(Collected data)
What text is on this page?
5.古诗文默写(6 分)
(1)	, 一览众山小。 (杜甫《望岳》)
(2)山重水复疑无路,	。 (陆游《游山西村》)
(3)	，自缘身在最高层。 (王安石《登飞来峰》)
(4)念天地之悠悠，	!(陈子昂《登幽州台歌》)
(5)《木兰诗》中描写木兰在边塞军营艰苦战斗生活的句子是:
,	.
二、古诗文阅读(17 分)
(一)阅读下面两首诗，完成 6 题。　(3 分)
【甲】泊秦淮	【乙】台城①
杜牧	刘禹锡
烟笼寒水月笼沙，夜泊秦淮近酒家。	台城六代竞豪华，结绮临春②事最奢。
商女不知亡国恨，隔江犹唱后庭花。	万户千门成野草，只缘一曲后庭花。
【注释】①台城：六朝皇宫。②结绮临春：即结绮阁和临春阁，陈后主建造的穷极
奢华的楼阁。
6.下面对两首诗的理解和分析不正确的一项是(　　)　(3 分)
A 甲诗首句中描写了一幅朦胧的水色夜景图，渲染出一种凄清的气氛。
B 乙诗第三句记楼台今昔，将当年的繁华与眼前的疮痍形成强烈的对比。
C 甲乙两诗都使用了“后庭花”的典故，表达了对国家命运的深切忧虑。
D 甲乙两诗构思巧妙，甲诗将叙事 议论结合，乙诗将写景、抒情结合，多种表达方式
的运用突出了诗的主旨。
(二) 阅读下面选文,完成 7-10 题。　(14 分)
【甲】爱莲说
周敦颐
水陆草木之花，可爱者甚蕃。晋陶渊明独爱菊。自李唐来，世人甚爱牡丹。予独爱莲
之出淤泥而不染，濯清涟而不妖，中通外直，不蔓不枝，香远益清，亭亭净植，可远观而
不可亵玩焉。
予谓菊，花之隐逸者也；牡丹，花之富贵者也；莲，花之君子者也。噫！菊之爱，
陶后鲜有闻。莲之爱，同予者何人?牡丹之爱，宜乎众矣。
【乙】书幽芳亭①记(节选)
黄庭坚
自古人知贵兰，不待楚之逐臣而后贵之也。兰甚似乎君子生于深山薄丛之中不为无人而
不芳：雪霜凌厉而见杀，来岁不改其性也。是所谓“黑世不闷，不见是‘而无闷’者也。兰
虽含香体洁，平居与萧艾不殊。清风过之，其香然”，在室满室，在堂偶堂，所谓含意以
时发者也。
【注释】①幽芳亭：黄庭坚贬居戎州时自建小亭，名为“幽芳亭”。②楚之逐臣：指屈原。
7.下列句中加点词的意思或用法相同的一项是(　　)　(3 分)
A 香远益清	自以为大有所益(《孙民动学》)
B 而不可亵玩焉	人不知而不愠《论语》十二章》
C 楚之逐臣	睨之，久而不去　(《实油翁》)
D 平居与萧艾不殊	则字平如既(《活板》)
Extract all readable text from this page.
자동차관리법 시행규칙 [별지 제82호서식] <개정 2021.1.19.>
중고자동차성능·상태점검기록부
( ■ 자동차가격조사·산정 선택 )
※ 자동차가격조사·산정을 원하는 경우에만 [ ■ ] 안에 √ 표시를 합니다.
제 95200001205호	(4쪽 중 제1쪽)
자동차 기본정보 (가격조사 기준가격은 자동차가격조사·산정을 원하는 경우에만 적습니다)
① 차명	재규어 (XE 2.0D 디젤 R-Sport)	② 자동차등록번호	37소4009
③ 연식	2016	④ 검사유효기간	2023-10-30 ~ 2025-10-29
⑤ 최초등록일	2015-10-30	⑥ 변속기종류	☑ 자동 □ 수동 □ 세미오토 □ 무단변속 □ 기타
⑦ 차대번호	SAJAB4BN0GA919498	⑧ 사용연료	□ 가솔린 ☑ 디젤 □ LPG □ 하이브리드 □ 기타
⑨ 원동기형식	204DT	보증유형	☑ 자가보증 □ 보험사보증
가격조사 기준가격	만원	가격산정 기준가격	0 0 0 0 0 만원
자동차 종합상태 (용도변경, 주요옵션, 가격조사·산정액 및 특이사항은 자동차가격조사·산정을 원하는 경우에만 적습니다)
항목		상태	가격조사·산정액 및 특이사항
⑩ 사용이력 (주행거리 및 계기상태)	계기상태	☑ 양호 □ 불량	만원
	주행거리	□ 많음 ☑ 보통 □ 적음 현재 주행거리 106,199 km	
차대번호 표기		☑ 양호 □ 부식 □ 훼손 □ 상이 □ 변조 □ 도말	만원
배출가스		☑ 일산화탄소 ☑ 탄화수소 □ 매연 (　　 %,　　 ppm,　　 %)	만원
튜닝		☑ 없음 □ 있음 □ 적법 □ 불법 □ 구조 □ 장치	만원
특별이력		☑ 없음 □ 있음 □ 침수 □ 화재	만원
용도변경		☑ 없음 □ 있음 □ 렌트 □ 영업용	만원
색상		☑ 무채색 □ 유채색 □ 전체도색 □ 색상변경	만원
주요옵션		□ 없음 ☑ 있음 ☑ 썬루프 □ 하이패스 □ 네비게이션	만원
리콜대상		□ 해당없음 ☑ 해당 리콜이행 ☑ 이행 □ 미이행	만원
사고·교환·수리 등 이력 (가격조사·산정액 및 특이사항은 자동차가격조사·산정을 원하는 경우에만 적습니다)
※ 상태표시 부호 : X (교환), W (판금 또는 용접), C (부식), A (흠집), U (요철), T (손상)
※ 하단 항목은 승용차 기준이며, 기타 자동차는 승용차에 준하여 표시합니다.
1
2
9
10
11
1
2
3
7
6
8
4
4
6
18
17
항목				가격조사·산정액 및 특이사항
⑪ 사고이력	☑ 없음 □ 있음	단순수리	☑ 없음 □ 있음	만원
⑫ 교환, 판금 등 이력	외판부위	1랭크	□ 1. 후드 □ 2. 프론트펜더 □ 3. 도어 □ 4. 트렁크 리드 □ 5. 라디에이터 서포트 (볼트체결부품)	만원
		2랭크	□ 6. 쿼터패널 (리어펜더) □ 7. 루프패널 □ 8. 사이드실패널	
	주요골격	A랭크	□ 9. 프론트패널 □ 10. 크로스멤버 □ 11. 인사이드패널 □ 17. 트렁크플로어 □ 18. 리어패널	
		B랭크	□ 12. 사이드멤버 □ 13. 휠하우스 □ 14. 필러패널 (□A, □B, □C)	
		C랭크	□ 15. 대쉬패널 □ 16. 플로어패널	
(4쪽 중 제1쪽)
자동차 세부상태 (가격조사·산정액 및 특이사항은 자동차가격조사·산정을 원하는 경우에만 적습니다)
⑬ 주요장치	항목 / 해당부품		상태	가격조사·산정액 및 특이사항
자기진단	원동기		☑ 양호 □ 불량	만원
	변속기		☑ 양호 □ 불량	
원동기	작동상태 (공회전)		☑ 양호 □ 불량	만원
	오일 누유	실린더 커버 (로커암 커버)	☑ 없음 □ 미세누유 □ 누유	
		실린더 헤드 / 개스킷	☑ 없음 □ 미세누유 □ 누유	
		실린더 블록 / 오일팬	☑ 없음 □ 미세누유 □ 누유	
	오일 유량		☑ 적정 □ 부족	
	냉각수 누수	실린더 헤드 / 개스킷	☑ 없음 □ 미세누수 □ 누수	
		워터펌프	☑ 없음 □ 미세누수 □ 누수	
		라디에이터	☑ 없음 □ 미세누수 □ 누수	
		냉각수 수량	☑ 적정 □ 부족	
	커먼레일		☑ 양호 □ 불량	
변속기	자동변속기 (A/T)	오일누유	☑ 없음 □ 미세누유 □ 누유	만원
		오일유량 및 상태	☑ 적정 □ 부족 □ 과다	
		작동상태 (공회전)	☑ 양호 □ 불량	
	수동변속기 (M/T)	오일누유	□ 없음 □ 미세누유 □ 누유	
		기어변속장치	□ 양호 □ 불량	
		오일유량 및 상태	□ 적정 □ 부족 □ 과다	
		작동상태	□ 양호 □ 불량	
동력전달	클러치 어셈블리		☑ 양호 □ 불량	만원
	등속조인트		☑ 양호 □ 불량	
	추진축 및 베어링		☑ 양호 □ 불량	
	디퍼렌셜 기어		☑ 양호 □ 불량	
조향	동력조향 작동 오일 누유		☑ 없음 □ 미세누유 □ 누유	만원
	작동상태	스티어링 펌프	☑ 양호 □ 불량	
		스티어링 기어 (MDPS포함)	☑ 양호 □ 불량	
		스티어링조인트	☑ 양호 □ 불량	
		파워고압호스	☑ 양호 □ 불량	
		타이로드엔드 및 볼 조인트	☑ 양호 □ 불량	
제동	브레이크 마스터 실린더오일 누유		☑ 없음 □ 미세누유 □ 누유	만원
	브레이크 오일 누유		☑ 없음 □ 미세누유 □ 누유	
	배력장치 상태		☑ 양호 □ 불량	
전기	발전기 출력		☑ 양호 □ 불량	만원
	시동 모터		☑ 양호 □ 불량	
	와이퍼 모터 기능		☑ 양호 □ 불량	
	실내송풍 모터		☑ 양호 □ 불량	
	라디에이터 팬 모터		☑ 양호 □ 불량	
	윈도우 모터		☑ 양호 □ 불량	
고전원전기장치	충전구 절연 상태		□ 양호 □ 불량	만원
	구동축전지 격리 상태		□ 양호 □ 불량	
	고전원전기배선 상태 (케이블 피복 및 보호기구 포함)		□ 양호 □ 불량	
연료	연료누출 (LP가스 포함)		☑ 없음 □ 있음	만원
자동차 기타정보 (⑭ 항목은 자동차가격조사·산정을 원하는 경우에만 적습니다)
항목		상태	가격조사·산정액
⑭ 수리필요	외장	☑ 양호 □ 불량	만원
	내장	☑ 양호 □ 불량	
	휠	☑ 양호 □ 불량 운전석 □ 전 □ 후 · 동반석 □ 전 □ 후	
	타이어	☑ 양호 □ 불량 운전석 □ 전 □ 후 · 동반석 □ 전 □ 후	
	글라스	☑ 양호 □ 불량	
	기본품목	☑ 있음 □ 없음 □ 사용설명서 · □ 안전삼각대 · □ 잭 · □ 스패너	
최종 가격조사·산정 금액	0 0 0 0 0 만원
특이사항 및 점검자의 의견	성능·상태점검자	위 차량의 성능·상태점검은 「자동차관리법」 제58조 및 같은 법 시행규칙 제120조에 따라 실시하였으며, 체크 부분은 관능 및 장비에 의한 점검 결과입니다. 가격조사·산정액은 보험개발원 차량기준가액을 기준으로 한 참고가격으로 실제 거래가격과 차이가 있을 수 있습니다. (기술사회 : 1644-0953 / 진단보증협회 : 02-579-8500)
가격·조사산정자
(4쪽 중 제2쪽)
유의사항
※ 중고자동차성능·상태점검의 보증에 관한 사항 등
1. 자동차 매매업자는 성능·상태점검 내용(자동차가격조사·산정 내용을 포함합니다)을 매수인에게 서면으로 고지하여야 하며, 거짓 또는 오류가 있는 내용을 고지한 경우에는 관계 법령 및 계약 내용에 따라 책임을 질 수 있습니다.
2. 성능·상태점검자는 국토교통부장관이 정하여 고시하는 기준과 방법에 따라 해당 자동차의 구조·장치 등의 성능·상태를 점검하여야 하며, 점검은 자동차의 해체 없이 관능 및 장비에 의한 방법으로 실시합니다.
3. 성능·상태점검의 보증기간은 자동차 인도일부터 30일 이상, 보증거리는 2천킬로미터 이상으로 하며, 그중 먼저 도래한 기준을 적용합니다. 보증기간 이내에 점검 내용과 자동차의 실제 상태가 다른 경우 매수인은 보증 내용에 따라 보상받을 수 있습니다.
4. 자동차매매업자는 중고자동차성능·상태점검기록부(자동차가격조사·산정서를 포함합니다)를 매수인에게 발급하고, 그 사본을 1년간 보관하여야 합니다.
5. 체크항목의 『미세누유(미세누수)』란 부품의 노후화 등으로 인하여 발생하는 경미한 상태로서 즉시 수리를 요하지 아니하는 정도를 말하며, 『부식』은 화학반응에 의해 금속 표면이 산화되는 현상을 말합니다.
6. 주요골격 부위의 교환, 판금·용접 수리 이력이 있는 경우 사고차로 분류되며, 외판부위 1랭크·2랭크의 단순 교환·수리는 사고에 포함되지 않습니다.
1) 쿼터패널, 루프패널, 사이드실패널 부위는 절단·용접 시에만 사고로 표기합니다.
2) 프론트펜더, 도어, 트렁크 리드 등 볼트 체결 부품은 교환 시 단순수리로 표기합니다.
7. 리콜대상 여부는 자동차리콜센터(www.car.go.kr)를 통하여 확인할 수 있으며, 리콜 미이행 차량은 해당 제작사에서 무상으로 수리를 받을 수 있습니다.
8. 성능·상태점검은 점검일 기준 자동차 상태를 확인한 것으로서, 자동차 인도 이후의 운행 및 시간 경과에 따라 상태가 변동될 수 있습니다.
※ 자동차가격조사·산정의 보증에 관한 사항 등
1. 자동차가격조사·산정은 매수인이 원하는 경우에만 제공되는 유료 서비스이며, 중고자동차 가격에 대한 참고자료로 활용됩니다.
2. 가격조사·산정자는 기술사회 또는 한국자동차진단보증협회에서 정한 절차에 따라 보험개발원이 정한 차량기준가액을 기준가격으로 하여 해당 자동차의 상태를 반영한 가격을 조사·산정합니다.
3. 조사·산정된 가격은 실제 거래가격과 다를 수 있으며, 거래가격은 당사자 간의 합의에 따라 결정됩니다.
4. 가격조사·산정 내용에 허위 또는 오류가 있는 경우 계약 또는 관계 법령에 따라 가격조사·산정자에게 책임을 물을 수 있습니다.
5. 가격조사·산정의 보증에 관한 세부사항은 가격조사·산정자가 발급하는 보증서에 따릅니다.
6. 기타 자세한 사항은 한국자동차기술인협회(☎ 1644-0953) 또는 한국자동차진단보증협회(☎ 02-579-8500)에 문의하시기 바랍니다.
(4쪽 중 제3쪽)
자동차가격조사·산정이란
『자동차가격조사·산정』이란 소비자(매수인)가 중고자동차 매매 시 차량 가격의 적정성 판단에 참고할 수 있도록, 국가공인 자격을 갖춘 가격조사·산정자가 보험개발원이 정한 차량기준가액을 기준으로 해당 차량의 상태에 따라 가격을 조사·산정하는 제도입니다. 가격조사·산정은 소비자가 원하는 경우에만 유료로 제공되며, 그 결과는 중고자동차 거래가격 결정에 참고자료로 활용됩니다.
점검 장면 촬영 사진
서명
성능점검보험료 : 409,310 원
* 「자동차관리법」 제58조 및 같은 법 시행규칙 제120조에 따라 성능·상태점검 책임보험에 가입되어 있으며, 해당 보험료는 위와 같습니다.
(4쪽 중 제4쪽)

### REQUIREMENTS
List the lines of the entries that include "시행규칙".

### THE COMPLETED TASK
자동차관리법 시행규칙 [별지 제82호서식] <개정 2021.1.19.>
특이사항 및 점검자의 의견	성능·상태점검자	위 차량의 성능·상태점검은 「자동차관리법」 제58조 및 같은 법 시행규칙 제120조에 따라 실시하였으며, 체크 부분은 관능 및 장비에 의한 점검 결과입니다. 가격조사·산정액은 보험개발원 차량기준가액을 기준으로 한 참고가격으로 실제 거래가격과 차이가 있을 수 있습니다. (기술사회 : 1644-0953 / 진단보증협회 : 02-579-8500)
* 「자동차관리법」 제58조 및 같은 법 시행규칙 제120조에 따라 성능·상태점검 책임보험에 가입되어 있으며, 해당 보험료는 위와 같습니다.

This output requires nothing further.